> [Problem requirements]:
Scan the records below. List lines holding "screenshot".

> [Data shown]:
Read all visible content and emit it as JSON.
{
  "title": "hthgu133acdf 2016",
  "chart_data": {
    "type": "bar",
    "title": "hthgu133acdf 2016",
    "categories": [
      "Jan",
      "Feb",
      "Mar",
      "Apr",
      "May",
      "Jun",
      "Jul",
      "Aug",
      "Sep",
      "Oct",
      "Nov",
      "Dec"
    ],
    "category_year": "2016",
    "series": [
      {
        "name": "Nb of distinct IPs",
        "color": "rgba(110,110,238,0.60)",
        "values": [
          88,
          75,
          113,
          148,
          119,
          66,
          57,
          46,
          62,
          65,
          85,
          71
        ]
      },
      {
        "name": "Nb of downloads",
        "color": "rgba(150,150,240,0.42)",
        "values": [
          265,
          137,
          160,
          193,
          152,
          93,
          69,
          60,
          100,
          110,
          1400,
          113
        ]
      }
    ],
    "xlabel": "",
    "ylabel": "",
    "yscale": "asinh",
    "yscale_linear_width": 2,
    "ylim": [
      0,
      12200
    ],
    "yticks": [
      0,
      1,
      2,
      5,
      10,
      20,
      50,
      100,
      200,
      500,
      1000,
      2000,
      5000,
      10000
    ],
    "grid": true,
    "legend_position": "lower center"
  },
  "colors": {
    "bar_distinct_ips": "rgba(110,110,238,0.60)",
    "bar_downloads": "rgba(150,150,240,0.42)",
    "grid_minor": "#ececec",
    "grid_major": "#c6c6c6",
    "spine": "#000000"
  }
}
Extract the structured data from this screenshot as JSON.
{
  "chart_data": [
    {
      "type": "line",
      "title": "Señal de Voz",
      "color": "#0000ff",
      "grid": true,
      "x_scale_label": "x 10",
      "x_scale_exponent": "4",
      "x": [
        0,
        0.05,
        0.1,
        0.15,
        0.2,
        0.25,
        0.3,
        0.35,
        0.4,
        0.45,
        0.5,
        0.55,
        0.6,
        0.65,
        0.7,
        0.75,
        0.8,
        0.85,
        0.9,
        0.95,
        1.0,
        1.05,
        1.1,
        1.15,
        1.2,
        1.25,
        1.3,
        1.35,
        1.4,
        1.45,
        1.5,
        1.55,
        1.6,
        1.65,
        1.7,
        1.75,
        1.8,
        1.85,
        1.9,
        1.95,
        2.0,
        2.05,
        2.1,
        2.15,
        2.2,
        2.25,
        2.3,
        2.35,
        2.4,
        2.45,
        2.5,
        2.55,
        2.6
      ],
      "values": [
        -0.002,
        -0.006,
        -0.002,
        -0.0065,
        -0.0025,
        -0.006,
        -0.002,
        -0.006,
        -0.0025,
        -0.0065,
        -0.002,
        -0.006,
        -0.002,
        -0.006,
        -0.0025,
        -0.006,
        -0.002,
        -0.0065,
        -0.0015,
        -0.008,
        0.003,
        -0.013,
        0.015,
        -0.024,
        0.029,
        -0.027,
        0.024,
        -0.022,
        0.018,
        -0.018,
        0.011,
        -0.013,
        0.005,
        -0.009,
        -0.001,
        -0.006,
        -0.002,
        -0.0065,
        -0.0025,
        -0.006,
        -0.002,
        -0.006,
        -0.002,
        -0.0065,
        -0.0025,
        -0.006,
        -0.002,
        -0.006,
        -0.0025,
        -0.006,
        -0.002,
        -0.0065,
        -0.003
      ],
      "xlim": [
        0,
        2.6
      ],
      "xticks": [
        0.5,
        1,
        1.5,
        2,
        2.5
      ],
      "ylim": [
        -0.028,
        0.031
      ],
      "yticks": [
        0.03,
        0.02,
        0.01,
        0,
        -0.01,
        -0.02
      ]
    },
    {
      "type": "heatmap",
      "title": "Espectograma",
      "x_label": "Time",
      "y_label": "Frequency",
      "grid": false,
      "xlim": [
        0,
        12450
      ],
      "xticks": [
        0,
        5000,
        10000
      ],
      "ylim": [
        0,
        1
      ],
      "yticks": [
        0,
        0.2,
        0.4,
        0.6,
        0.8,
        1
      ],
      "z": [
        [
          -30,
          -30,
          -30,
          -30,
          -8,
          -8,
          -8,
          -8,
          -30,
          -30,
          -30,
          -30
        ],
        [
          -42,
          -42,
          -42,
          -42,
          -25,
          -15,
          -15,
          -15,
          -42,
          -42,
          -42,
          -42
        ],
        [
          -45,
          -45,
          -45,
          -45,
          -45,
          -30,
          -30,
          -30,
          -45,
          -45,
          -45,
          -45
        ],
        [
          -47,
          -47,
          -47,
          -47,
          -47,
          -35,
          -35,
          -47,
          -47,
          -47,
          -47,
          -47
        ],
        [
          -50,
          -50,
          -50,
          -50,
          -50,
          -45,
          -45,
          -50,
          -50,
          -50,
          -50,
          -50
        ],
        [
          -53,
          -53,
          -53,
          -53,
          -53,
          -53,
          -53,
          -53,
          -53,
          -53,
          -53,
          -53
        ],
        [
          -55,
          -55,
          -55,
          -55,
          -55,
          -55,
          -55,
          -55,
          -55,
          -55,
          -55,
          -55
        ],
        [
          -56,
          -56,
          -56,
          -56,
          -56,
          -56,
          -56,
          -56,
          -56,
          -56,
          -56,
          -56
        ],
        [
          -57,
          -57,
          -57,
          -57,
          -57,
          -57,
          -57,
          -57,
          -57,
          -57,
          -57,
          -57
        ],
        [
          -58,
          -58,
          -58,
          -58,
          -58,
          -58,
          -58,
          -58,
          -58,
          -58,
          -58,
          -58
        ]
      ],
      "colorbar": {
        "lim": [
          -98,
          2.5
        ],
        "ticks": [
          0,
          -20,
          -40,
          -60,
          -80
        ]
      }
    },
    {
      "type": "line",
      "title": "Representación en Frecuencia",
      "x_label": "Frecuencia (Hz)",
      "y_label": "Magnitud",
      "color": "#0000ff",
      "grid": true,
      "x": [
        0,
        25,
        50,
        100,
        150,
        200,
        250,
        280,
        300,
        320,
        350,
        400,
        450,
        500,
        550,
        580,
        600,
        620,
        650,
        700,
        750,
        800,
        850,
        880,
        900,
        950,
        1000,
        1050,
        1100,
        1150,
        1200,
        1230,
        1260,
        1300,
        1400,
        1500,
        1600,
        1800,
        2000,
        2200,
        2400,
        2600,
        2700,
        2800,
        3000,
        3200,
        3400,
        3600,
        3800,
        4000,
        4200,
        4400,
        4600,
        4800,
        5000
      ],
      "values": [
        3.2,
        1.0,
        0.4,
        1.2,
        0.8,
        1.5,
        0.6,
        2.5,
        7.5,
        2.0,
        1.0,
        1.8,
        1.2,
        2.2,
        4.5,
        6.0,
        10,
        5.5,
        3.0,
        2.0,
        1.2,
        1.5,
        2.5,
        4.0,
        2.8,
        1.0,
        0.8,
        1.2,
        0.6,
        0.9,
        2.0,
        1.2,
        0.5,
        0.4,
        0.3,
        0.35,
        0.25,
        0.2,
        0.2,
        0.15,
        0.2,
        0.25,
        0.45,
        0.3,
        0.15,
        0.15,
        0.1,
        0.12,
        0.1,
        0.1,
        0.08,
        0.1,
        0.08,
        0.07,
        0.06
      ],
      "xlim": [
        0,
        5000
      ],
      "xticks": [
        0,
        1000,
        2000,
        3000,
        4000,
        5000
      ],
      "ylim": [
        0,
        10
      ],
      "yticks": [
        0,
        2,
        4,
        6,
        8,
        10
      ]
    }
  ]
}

* * *

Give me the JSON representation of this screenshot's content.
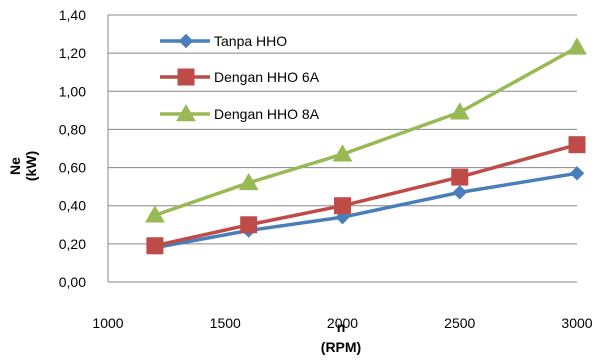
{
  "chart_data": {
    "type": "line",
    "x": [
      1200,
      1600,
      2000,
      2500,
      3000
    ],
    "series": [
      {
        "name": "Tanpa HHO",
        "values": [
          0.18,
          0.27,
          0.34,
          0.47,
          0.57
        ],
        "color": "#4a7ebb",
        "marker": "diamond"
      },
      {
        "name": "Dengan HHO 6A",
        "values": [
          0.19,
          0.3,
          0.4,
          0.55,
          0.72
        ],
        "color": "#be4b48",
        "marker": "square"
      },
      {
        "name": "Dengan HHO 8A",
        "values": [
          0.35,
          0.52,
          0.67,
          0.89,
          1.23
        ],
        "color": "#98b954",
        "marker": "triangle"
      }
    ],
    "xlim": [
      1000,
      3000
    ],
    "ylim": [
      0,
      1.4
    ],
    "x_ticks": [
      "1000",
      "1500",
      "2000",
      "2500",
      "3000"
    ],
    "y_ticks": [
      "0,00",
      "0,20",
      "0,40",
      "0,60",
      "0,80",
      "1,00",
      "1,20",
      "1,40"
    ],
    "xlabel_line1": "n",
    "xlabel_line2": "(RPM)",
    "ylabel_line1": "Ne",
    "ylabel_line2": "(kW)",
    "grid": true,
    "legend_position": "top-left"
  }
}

> [Final result]:
Extract the structured data from this screenshot as JSON.
Give me the JSON representation of this screenshot's content.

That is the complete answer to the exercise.